* _TASK OBJECTIVE_:
According to the passage about the album Ceremony - Buddha Meet Rock, which label put out the CD version?

* _PASSAGE_:
As the folk boom of the late 60s led to the messiah musical craze of the early 70s (see Jesus Christ Superstar, Godspell, etc), a number of Japanese hippies felt left out of the trippy worship trend. So opportunistic psych ensemble People, led by keyboardist Yusuke Hoguchi (later of the Carmets), came up with their own quasi-religious rock opera concept, which the Teichiku label issued as Ceremony - Buddha Meet Rock.
Though largely overlooked when it first appeared, the limited-run release has since become a holy grail sought by heathen collectors of god ?rock, weirdo psych and prog ?funk for its engagingly dark vibe, wicked guitar scorch and head-nodding beats.
Since original copies of Buddha Meet Rock rarely, if ever, turn up and the Shadoks label LP reissue of 450 copies some five years back vanished before most people knew it was out, I was pleasantly surprised to come across a CD version put out by Japan's P-Vine label. The doomy chanting and psychedelicized foolishness over bumpin' Axelrod-style grooves have an entrancing, eerie quality that you might not expect from what appears to be a corny cash-in job. Almost 40 years later, it still sounds remarkably fresh and magnificently twisted.

* _SUPPLIED ENTRIES_:
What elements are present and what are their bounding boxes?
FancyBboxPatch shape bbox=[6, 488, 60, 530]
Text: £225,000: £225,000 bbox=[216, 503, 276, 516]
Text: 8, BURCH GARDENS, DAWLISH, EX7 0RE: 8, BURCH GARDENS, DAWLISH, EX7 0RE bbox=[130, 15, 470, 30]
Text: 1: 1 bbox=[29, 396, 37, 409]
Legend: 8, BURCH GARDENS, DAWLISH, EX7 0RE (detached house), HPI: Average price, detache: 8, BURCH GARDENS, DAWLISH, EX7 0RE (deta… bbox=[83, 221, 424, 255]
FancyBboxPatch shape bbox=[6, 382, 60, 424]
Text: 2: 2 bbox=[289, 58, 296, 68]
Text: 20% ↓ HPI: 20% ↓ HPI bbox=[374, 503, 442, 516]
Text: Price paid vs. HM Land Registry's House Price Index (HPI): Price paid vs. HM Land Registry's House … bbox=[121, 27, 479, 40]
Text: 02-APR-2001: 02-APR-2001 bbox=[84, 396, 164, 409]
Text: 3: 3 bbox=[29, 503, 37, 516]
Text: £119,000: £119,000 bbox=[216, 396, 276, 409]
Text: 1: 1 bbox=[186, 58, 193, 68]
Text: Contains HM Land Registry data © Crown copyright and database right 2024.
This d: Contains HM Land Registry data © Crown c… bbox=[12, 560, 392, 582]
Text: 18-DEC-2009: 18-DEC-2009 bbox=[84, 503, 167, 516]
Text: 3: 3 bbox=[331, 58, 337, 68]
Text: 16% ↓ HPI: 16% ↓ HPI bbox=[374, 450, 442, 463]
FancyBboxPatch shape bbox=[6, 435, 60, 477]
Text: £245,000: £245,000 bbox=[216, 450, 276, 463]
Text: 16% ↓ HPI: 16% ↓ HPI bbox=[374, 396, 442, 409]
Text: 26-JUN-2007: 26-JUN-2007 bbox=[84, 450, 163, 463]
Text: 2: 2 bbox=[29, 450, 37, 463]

* _ANSWER AREA_:
Japan's P-Vine label